- [DIRECTIONS FOR THIS TASK]: Return copies of the lines below that mention "indigenous".

- [LISTED ENTRIES]:
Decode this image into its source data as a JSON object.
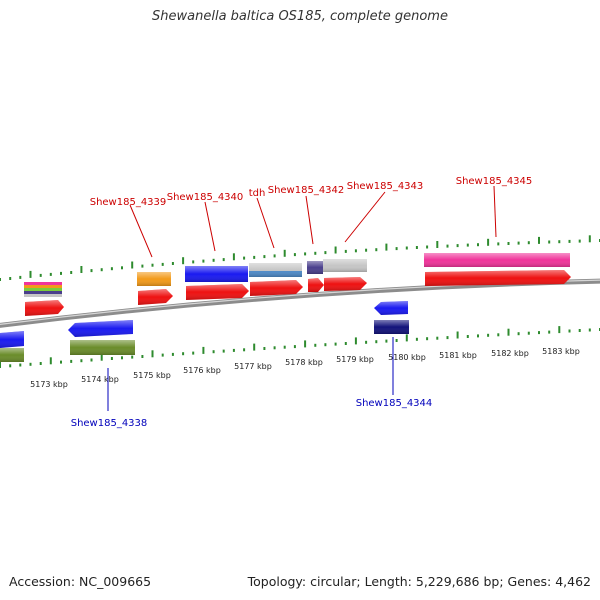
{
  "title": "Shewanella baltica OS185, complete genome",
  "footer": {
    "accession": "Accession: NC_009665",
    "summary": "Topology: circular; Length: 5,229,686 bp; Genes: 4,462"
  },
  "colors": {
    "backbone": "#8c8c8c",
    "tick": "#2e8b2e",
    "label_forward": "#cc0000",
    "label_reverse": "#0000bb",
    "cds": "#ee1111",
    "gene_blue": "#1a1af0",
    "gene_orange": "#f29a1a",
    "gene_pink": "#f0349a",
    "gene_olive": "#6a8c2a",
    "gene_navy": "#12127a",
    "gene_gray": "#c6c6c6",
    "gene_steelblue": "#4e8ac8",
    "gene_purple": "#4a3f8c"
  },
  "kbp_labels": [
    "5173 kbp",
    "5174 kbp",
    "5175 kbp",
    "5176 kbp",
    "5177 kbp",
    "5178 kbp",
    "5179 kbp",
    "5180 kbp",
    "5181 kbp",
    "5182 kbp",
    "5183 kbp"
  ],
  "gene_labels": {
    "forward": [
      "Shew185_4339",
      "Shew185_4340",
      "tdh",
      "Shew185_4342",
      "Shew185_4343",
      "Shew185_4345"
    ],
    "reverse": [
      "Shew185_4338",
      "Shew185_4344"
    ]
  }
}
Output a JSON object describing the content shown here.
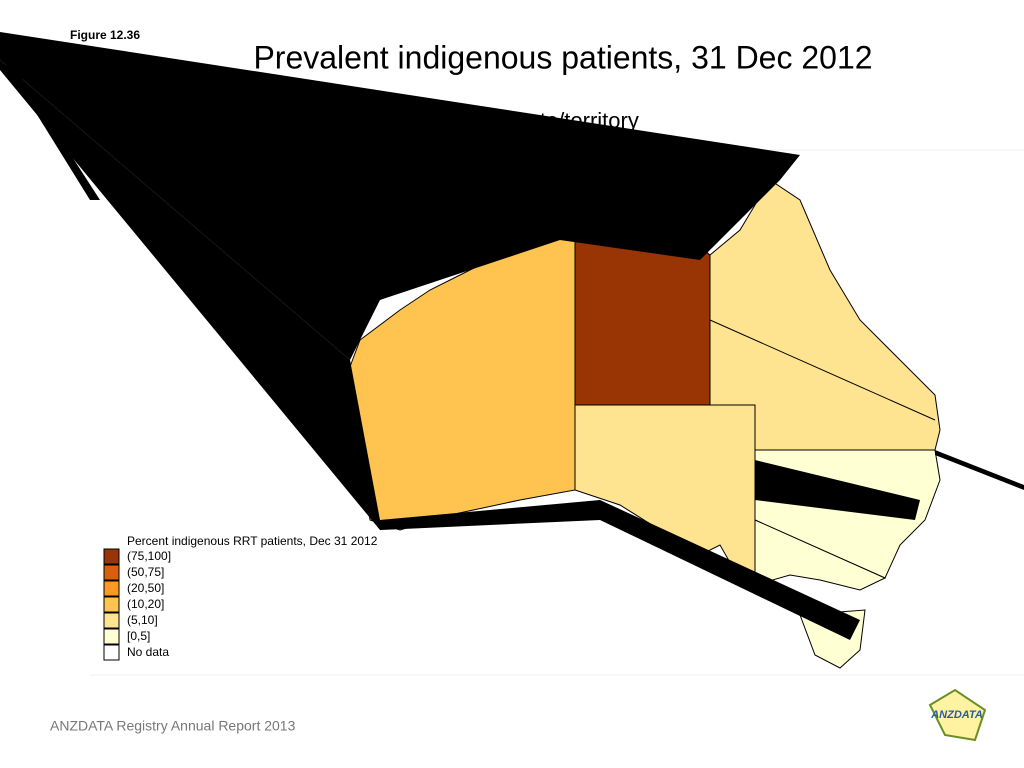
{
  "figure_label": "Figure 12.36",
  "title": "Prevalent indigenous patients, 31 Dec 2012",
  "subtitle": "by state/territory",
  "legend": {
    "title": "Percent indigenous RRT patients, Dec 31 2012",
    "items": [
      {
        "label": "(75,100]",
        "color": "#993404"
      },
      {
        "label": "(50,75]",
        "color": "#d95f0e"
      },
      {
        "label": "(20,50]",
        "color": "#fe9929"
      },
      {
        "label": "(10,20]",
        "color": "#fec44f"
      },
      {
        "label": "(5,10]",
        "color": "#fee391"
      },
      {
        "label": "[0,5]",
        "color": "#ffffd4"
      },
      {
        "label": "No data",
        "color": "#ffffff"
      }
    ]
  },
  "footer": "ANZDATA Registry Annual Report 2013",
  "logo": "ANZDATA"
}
---
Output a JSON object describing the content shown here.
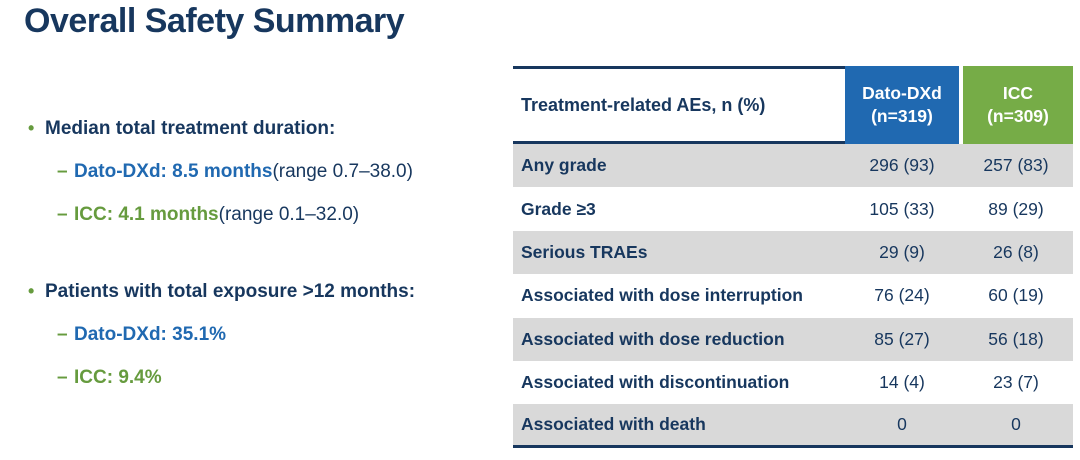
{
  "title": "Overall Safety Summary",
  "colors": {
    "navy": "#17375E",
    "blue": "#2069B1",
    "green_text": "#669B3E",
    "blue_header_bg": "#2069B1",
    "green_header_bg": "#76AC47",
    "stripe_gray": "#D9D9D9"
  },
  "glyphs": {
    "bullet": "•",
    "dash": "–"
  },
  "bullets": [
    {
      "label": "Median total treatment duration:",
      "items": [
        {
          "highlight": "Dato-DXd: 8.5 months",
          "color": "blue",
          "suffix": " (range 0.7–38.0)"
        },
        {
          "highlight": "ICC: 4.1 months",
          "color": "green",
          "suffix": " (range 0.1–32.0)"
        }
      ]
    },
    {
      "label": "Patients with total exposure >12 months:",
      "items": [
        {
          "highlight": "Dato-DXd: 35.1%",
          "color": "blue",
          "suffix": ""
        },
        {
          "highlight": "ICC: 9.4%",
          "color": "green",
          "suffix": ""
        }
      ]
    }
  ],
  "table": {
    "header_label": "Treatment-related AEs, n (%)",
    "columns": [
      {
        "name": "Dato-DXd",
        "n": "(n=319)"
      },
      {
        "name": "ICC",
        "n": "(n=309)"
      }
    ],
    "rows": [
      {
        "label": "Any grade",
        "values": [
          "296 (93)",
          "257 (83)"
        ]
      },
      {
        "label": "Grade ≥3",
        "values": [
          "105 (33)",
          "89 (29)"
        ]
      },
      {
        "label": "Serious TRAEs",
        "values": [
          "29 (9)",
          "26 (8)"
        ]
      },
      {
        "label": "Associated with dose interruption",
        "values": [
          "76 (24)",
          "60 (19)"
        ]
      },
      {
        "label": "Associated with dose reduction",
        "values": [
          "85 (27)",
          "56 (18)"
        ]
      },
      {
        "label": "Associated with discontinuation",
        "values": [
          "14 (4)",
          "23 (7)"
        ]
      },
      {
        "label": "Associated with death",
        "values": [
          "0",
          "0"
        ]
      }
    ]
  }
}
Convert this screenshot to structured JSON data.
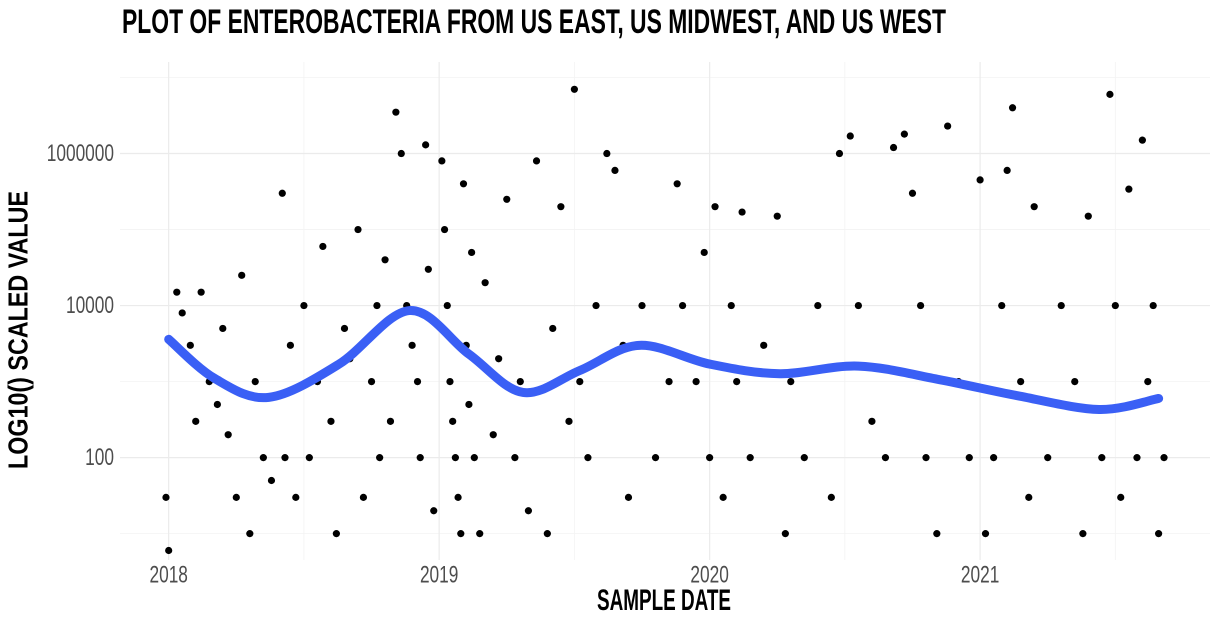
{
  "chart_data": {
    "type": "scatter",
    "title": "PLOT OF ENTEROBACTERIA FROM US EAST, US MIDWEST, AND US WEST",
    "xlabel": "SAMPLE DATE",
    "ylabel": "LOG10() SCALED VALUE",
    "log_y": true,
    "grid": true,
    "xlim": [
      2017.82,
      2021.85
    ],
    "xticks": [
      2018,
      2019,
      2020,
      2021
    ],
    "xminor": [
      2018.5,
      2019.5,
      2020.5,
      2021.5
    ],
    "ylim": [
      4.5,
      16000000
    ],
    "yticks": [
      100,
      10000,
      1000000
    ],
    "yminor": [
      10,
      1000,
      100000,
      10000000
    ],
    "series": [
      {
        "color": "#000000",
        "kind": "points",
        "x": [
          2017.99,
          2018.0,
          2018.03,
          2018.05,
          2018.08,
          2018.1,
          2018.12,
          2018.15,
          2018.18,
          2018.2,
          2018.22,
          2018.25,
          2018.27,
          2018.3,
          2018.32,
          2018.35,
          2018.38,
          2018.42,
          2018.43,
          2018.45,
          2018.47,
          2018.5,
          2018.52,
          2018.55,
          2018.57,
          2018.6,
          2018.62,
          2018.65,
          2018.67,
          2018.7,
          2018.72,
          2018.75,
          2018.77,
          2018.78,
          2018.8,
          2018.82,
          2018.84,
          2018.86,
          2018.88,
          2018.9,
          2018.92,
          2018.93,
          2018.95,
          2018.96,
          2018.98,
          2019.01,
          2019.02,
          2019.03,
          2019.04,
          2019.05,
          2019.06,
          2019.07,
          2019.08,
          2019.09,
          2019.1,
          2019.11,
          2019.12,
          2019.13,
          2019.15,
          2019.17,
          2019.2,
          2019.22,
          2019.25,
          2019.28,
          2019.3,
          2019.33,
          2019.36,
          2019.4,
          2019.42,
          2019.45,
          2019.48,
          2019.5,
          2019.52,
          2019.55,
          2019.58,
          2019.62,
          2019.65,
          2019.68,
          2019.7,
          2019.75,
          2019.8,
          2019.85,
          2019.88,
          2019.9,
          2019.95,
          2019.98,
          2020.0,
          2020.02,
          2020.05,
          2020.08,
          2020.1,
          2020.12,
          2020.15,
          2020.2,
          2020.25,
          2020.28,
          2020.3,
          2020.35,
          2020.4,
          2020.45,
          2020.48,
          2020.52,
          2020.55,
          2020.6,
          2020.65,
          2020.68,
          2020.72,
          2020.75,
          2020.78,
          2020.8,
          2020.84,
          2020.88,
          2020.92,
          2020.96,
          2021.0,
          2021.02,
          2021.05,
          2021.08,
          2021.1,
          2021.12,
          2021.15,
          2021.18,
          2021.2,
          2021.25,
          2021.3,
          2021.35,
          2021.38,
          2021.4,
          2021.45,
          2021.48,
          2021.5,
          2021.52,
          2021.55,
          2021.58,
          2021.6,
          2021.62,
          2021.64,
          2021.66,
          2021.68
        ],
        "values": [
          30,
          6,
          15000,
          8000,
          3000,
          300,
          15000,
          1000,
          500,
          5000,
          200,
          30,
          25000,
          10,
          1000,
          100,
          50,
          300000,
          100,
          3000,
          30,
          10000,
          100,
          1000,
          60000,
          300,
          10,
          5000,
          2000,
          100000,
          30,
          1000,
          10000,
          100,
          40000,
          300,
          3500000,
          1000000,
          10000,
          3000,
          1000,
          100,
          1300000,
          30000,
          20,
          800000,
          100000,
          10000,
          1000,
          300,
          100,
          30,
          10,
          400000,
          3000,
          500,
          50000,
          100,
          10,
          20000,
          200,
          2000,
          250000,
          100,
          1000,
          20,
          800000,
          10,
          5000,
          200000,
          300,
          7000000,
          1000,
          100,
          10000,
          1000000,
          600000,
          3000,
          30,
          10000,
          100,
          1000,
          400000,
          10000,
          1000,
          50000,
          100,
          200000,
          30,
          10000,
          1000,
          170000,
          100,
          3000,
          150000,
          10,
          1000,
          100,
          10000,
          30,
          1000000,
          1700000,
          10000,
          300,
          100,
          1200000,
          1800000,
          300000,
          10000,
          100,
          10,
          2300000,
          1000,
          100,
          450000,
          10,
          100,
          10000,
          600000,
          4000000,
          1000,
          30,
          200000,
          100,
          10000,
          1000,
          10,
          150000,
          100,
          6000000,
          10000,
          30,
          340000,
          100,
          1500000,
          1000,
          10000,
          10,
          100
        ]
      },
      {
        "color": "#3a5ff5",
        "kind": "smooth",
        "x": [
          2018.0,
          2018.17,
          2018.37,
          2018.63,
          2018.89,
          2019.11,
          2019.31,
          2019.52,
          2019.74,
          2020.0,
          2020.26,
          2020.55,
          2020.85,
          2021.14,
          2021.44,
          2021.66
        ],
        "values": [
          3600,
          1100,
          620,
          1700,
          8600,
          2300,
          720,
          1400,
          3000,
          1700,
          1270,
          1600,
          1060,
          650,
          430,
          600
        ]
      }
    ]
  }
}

- [EXPECTED OUTPUT]:
  "title": "Prevalent indigenous patients, 31 Dec 2012",
    "title": "Percent indigenous RRT patients, Dec 31 2012",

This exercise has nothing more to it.